Stated problem
Rename "challenge-animal-icon" to "animal-tile" in the entries, starting with the very first line and going on through the line that contains "challenge-animal-icon[interactable]: 🌺 (947, 145, 987, 185)". Give back only those lines, with everything else left unchanged.

Layout element annotations
========================

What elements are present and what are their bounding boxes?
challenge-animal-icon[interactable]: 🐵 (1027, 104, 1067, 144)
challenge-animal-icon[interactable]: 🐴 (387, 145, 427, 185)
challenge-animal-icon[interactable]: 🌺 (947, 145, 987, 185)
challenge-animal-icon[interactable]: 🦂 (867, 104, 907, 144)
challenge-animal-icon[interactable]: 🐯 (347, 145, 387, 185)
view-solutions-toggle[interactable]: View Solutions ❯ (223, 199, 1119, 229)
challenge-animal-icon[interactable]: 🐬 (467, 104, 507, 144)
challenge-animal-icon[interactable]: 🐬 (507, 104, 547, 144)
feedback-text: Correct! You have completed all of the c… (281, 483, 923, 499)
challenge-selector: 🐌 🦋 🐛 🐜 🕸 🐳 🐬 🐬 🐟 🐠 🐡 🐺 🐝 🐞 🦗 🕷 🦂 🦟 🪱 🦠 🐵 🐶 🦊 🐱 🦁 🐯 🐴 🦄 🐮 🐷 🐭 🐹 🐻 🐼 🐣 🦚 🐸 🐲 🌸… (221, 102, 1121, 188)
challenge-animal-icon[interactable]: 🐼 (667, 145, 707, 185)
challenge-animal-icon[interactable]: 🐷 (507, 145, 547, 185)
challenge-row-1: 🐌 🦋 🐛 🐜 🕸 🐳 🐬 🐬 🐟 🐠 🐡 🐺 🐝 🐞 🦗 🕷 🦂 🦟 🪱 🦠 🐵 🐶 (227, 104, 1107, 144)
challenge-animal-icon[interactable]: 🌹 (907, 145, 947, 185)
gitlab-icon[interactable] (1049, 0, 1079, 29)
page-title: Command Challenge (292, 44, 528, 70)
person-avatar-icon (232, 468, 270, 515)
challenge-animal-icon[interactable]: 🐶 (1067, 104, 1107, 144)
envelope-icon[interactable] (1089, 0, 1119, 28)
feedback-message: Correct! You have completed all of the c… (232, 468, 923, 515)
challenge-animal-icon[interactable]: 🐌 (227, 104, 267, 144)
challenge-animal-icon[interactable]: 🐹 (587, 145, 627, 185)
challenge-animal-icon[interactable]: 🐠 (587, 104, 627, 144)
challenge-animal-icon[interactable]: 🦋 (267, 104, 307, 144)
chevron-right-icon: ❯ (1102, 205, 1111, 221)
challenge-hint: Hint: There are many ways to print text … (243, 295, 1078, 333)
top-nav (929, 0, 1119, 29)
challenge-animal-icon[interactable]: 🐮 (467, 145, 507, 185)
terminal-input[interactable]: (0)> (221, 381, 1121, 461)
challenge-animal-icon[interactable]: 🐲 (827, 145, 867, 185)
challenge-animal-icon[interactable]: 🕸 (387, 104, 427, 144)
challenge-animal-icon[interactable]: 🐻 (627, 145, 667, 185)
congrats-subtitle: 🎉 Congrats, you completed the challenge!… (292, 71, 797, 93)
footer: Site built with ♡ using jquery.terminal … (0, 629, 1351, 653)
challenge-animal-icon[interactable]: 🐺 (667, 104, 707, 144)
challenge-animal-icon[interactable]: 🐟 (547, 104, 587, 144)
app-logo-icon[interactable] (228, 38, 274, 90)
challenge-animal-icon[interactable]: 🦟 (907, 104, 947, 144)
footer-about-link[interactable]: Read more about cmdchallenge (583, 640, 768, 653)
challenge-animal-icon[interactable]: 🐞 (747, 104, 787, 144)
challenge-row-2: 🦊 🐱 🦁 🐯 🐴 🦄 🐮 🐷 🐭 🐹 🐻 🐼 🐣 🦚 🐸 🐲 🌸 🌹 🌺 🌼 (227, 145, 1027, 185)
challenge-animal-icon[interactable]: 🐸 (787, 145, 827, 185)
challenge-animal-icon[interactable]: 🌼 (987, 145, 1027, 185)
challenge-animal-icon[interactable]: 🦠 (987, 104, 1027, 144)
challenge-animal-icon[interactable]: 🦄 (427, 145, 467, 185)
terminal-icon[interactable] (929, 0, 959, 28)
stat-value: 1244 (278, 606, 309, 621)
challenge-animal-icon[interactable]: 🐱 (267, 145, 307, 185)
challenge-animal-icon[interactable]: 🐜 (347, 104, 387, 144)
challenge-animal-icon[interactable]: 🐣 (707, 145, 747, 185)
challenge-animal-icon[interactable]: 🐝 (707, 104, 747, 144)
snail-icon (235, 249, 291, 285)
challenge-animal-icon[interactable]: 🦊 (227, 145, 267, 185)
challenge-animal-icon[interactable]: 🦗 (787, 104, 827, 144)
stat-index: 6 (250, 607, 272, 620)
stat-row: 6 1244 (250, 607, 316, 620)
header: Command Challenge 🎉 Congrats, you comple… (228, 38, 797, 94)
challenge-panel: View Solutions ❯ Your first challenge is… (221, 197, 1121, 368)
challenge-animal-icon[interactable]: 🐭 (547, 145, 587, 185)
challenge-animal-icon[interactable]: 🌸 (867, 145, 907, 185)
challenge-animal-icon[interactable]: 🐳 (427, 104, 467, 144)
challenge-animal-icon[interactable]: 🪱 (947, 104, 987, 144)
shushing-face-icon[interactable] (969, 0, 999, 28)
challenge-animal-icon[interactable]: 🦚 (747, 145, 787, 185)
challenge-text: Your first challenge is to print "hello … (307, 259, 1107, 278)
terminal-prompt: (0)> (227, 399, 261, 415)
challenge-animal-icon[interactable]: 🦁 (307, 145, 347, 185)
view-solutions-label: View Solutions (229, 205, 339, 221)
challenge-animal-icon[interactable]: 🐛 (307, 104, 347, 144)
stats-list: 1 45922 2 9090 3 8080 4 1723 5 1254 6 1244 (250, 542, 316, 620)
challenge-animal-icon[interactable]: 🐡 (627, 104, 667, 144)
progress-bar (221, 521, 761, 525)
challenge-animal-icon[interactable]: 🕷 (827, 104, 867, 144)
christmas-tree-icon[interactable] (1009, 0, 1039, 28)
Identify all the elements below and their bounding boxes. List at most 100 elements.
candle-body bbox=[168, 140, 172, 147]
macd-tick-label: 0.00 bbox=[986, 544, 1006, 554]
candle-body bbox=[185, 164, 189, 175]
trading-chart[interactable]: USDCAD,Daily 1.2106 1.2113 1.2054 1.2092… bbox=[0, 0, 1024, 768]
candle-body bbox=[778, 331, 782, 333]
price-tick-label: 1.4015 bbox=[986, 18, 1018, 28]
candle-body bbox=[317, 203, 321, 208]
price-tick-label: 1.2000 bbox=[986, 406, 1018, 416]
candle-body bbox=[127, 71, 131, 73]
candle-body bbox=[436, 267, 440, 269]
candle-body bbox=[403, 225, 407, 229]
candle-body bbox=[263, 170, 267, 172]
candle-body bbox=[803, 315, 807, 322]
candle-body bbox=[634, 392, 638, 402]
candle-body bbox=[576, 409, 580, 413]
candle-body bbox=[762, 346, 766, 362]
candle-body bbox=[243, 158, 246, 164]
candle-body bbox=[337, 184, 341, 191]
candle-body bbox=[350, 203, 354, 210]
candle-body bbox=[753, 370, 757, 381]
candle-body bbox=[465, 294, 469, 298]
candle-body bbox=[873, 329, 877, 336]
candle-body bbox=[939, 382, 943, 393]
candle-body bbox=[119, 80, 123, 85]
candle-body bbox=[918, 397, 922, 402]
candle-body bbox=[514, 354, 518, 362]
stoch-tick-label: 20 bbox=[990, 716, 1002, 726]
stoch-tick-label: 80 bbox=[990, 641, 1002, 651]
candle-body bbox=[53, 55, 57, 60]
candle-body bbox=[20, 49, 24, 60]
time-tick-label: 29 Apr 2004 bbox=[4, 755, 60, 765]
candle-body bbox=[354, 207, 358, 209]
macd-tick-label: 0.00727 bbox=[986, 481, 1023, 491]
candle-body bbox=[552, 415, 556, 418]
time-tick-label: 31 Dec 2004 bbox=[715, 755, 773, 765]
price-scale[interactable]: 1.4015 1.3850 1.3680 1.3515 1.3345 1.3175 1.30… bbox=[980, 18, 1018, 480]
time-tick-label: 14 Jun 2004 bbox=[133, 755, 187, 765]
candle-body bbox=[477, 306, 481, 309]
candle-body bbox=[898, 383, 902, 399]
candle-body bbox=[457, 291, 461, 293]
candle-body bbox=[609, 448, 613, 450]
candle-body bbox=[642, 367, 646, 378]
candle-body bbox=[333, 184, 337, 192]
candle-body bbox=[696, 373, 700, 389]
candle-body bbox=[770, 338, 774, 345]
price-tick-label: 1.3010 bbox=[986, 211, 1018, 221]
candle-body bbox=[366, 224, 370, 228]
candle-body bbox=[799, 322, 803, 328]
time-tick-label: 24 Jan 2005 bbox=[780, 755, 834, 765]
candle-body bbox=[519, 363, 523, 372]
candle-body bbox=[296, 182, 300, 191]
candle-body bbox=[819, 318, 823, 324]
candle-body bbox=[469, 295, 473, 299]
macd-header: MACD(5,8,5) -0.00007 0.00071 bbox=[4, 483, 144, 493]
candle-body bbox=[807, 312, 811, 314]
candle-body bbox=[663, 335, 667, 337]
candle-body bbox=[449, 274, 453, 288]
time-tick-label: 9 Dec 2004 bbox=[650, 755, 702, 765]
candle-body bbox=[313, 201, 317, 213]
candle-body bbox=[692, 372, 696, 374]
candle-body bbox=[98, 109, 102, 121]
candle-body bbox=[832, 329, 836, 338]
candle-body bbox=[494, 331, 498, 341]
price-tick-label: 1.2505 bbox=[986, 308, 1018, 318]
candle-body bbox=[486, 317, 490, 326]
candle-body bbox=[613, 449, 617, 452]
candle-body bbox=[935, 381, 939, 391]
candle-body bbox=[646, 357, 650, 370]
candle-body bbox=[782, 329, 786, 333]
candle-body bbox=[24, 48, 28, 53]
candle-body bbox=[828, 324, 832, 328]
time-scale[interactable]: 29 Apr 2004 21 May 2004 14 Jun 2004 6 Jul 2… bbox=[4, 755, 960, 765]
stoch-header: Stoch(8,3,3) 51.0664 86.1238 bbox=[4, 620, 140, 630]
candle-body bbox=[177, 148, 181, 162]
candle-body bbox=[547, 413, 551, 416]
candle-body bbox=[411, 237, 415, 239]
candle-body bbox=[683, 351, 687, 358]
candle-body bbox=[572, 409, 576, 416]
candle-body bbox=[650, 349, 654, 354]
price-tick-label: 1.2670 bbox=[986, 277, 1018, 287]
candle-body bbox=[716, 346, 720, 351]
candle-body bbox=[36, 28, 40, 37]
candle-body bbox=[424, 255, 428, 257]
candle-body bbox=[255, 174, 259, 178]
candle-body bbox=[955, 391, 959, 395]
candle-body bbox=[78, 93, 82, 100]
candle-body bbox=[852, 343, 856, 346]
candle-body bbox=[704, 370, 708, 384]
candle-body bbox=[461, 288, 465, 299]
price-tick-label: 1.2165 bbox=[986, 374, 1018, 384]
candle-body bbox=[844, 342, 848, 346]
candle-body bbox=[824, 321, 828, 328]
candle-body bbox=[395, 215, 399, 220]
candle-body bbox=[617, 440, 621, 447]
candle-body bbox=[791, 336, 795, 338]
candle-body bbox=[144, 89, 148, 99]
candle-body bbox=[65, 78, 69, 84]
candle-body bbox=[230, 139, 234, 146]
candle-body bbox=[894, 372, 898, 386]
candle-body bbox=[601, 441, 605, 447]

========================

Task result
What elements are present and what are their bounding boxes?
animal-tile[interactable]: 🐵 (1027, 104, 1067, 144)
animal-tile[interactable]: 🐴 (387, 145, 427, 185)
animal-tile[interactable]: 🌺 (947, 145, 987, 185)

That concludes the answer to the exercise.